▶ THE EXERCISE:
Select all lines in the records that include "Founder".

** Start of RECORD LIST **

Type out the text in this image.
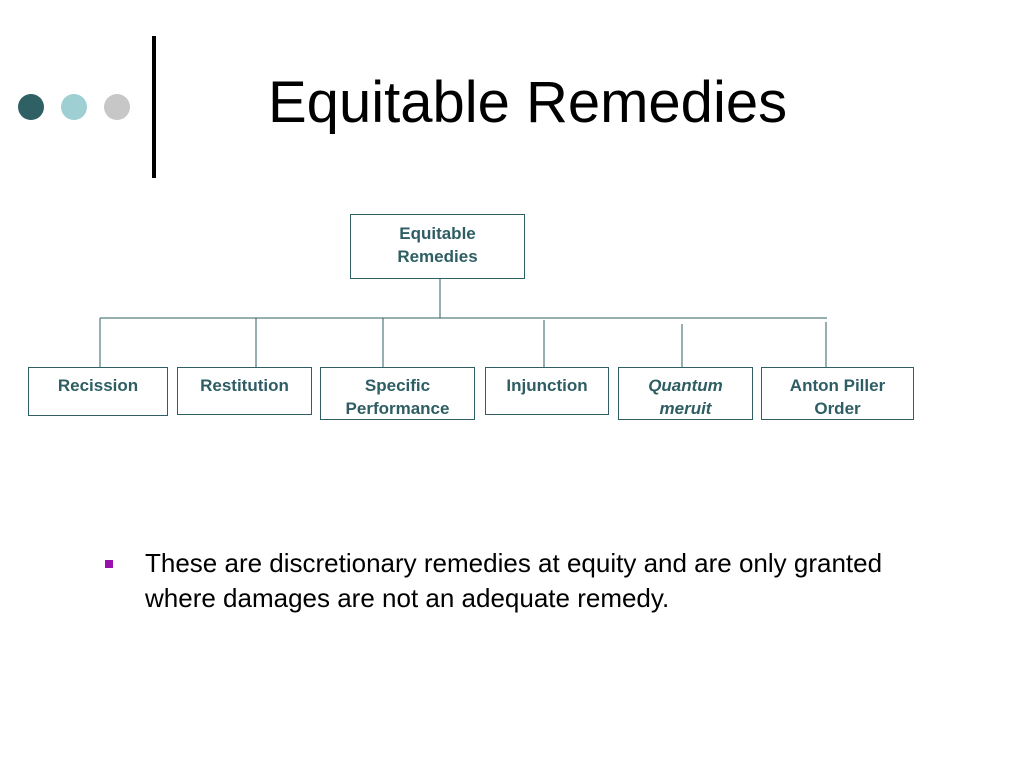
Equitable Remedies
Equitable
Remedies
Recission	Restitution	Specific
Performance
Injunction	Quantum
meruit
Anton Piller
Order
These are discretionary remedies at equity and are only granted where damages are not an adequate remedy.
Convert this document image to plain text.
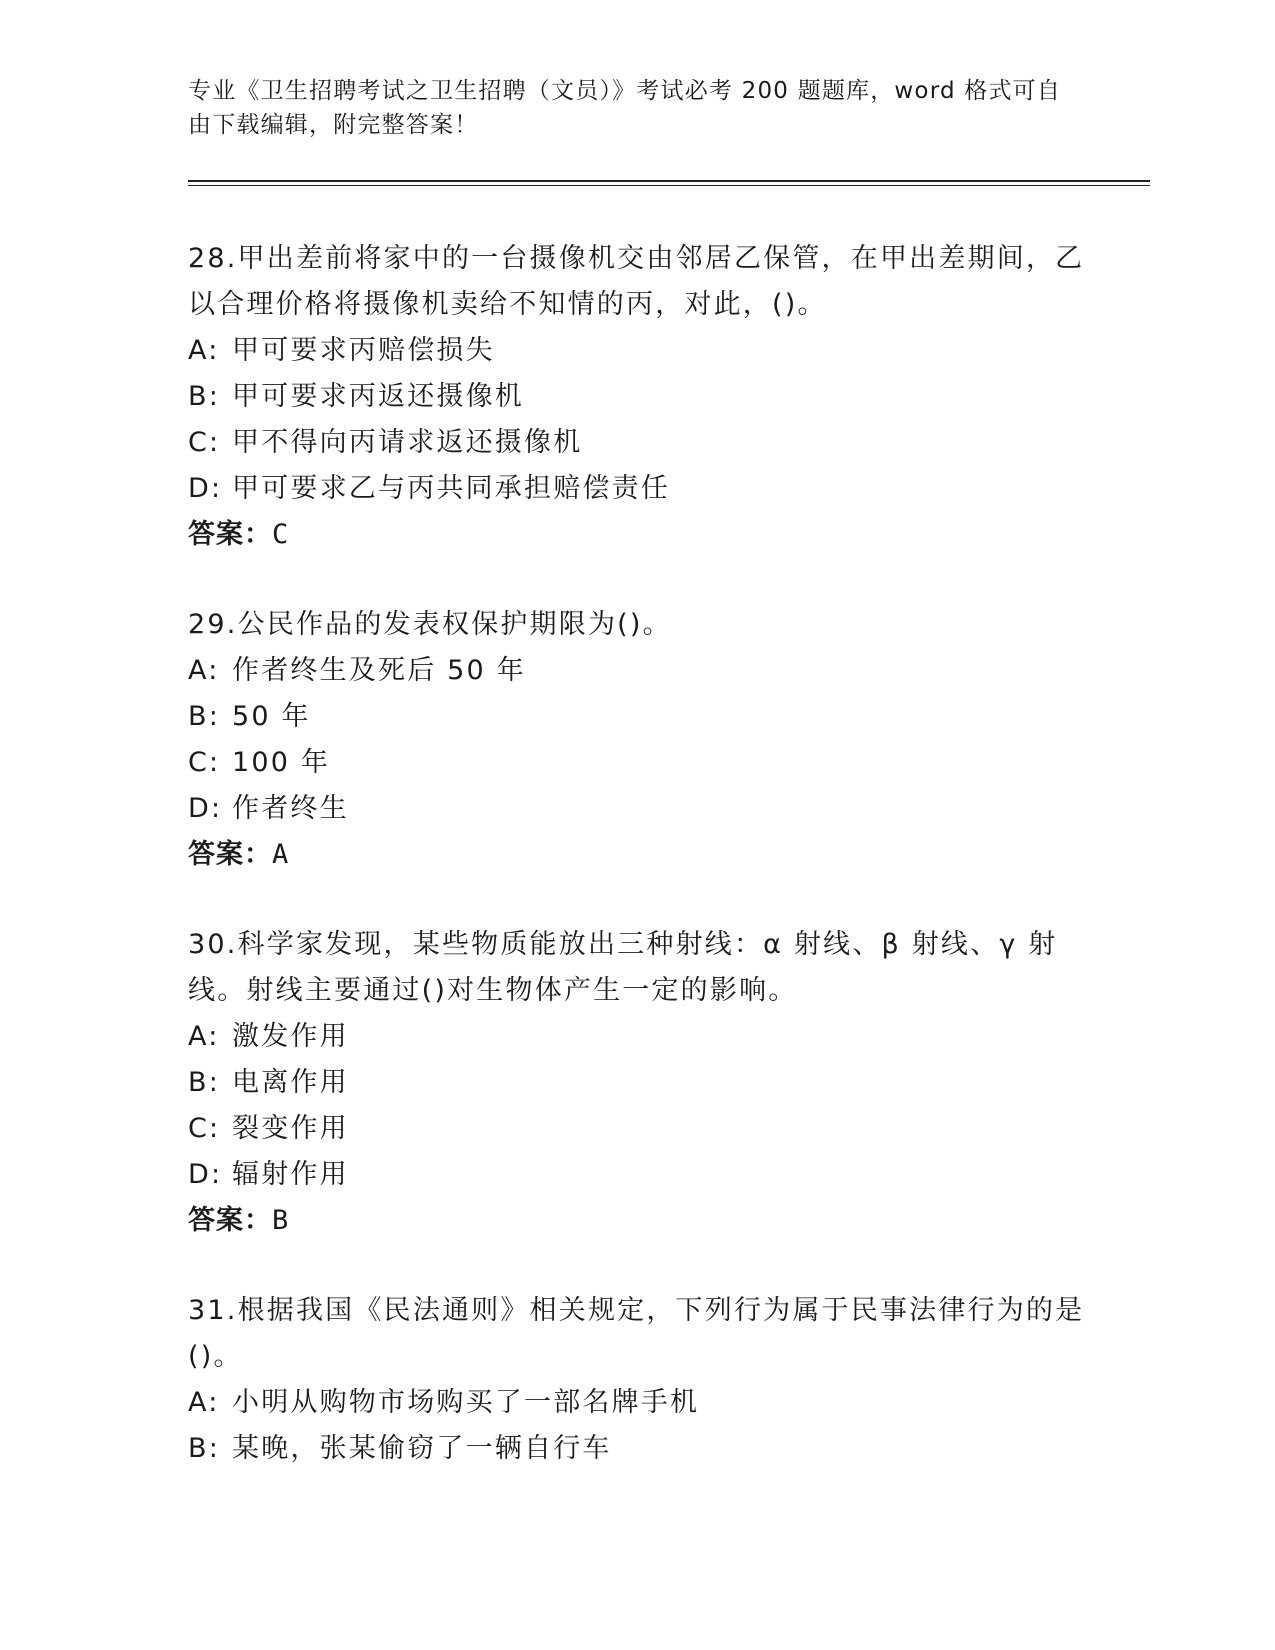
专业《卫生招聘考试之卫生招聘（文员）》考试必考 200 题题库，word 格式可自
由下载编辑，附完整答案！

28.甲出差前将家中的一台摄像机交由邻居乙保管，在甲出差期间，乙以合理价格将摄像机卖给不知情的丙，对此，()。

A: 甲可要求丙赔偿损失

B: 甲可要求丙返还摄像机

C: 甲不得向丙请求返还摄像机

D: 甲可要求乙与丙共同承担赔偿责任

答案：C

29.公民作品的发表权保护期限为()。

A: 作者终生及死后 50 年

B: 50 年

C: 100 年

D: 作者终生

答案：A

30.科学家发现，某些物质能放出三种射线：α 射线、β 射线、γ 射线。射线主要通过()对生物体产生一定的影响。

A: 激发作用

B: 电离作用

C: 裂变作用

D: 辐射作用

答案：B

31.根据我国《民法通则》相关规定，下列行为属于民事法律行为的是()。

A: 小明从购物市场购买了一部名牌手机

B: 某晚，张某偷窃了一辆自行车
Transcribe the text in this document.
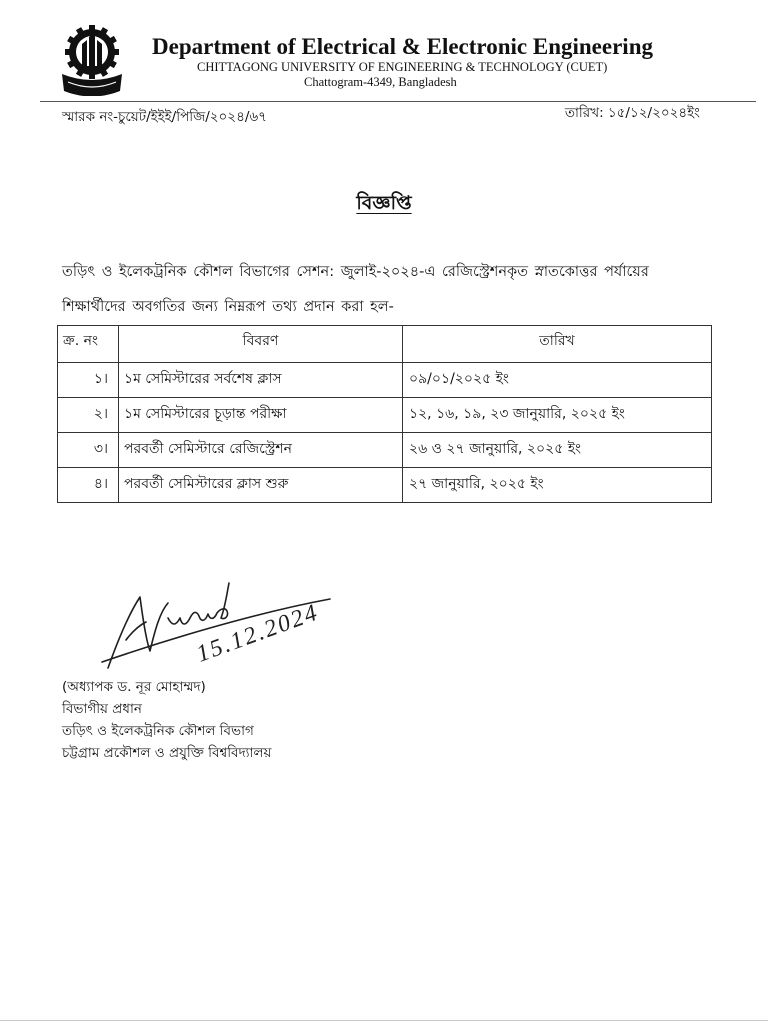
Department of Electrical & Electronic Engineering
CHITTAGONG UNIVERSITY OF ENGINEERING & TECHNOLOGY (CUET)
Chattogram-4349, Bangladesh
স্মারক নং-চুয়েট/ইইই/পিজি/২০২৪/৬৭	তারিখ: ১৫/১২/২০২৪ইং
বিজ্ঞপ্তি
তড়িৎ ও ইলেকট্রনিক কৌশল বিভাগের সেশন: জুলাই-২০২৪-এ রেজিস্ট্রেশনকৃত স্নাতকোত্তর পর্যায়ের
শিক্ষার্থীদের অবগতির জন্য নিম্নরূপ তথ্য প্রদান করা হল-
ক্র. নং	বিবরণ	তারিখ
১।	১ম সেমিস্টারের সর্বশেষ ক্লাস	০৯/০১/২০২৫ ইং
২।	১ম সেমিস্টারের চূড়ান্ত পরীক্ষা	১২, ১৬, ১৯, ২৩ জানুয়ারি, ২০২৫ ইং
৩।	পরবর্তী সেমিস্টারে রেজিস্ট্রেশন	২৬ ও ২৭ জানুয়ারি, ২০২৫ ইং
৪।	পরবর্তী সেমিস্টারের ক্লাস শুরু	২৭ জানুয়ারি, ২০২৫ ইং
15.12.2024
(অধ্যাপক ড. নূর মোহাম্মদ)
বিভাগীয় প্রধান
তড়িৎ ও ইলেকট্রনিক কৌশল বিভাগ
চট্টগ্রাম প্রকৌশল ও প্রযুক্তি বিশ্ববিদ্যালয়
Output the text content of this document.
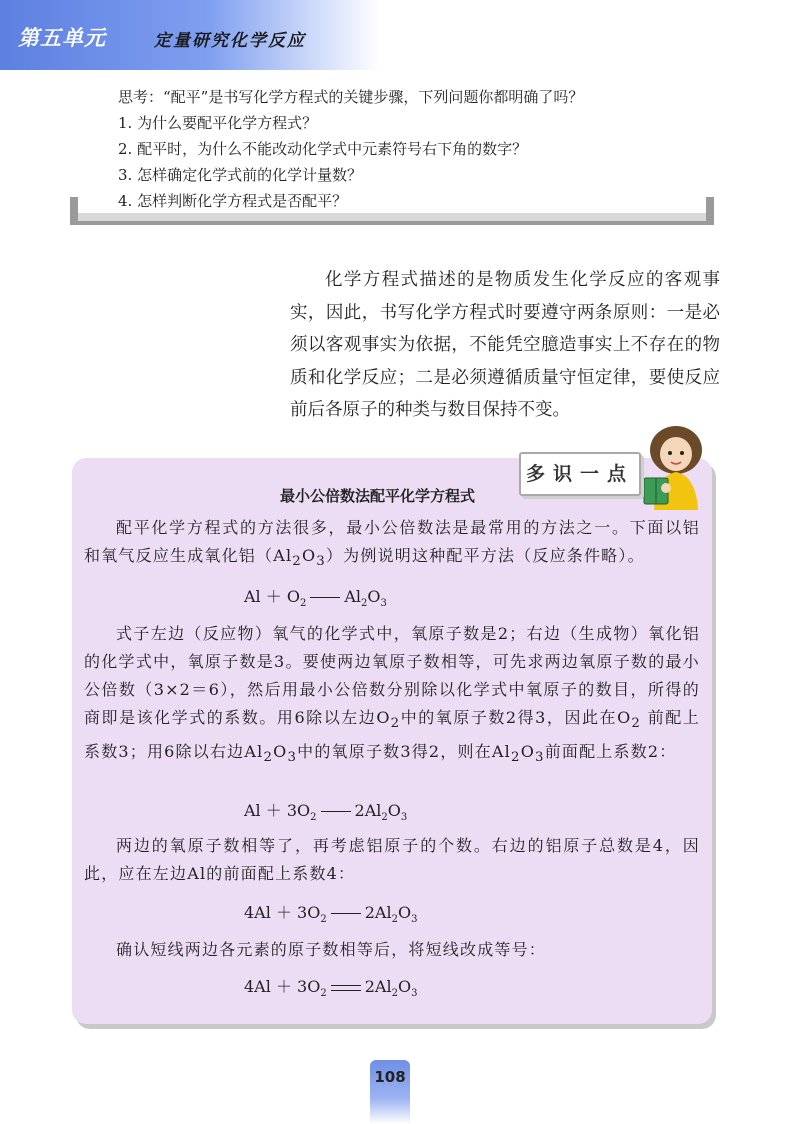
第五单元	定量研究化学反应
思考：“配平”是书写化学方程式的关键步骤，下列问题你都明确了吗？
1. 为什么要配平化学方程式？
2. 配平时，为什么不能改动化学式中元素符号右下角的数字？
3. 怎样确定化学式前的化学计量数？
4. 怎样判断化学方程式是否配平？

化学方程式描述的是物质发生化学反应的客观事实，因此，书写化学方程式时要遵守两条原则：一是必须以客观事实为依据，不能凭空臆造事实上不存在的物质和化学反应；二是必须遵循质量守恒定律，要使反应前后各原子的种类与数目保持不变。

多识一点
最小公倍数法配平化学方程式

配平化学方程式的方法很多，最小公倍数法是最常用的方法之一。下面以铝和氧气反应生成氧化铝$(Al_2O_3)$为例说明这种配平方法（反应条件略）。

$Al + O_2$ $Al_2O_3$

式子左边（反应物）氧气的化学式中，氧原子数是2；右边（生成物）氧化铝的化学式中，氧原子数是3。要使两边氧原子数相等，可先求两边氧原子数的最小公倍数（3×2＝6），然后用最小公倍数分别除以化学式中氧原子的数目，所得的商即是该化学式的系数。用6除以左边$O_2$中的氧原子数2得3，因此在$O_2$ 前配上系数3；用6除以右边$Al_2O_3$中的氧原子数3得2，则在$Al_2O_3$前面配上系数2：

$Al + 3O_2$ $2Al_2O_3$

两边的氧原子数相等了，再考虑铝原子的个数。右边的铝原子总数是4，因此，应在左边Al的前面配上系数4：

$4Al + 3O_2$ $2Al_2O_3$

确认短线两边各元素的原子数相等后，将短线改成等号：

$4Al + 3O_2$ $2Al_2O_3$
108
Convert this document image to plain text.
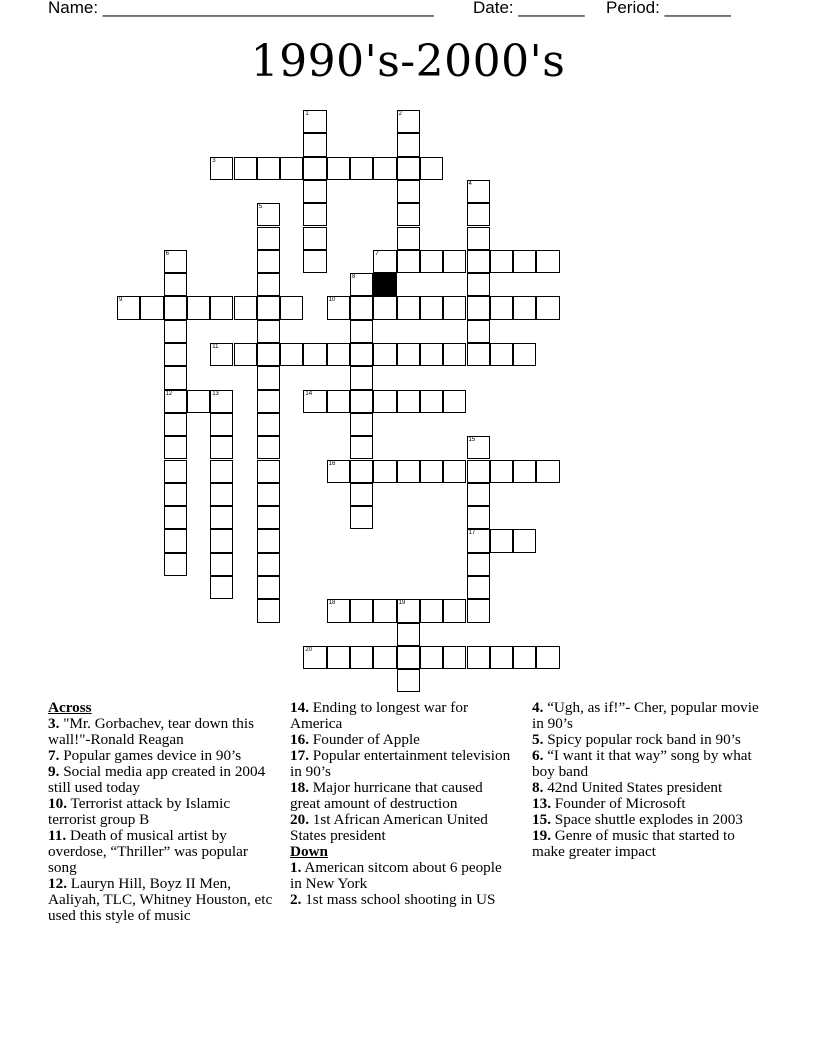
Name: ___________________________________ Date: _______ Period: _______
1990's-2000's
1	2
3
4
5
6
12
7
8
9	10
11
13	14
15
17
16
18	19
20
Across
3. "Mr. Gorbachev, tear down this wall!"-Ronald Reagan
7. Popular games device in 90’s
9. Social media app created in 2004 still used today
10. Terrorist attack by Islamic terrorist group B
11. Death of musical artist by overdose, “Thriller” was popular song
12. Lauryn Hill, Boyz II Men, Aaliyah, TLC, Whitney Houston, etc used this style of music
14. Ending to longest war for America
16. Founder of Apple
17. Popular entertainment television in 90’s
18. Major hurricane that caused great amount of destruction
20. 1st African American United States president
Down
1. American sitcom about 6 people in New York
2. 1st mass school shooting in US
4. “Ugh, as if!”- Cher, popular movie in 90’s
5. Spicy popular rock band in 90’s
6. “I want it that way” song by what boy band
8. 42nd United States president
13. Founder of Microsoft
15. Space shuttle explodes in 2003
19. Genre of music that started to make greater impact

** End of RECORD LIST **

▶ OUTPUT:
16. Founder of Apple
13. Founder of Microsoft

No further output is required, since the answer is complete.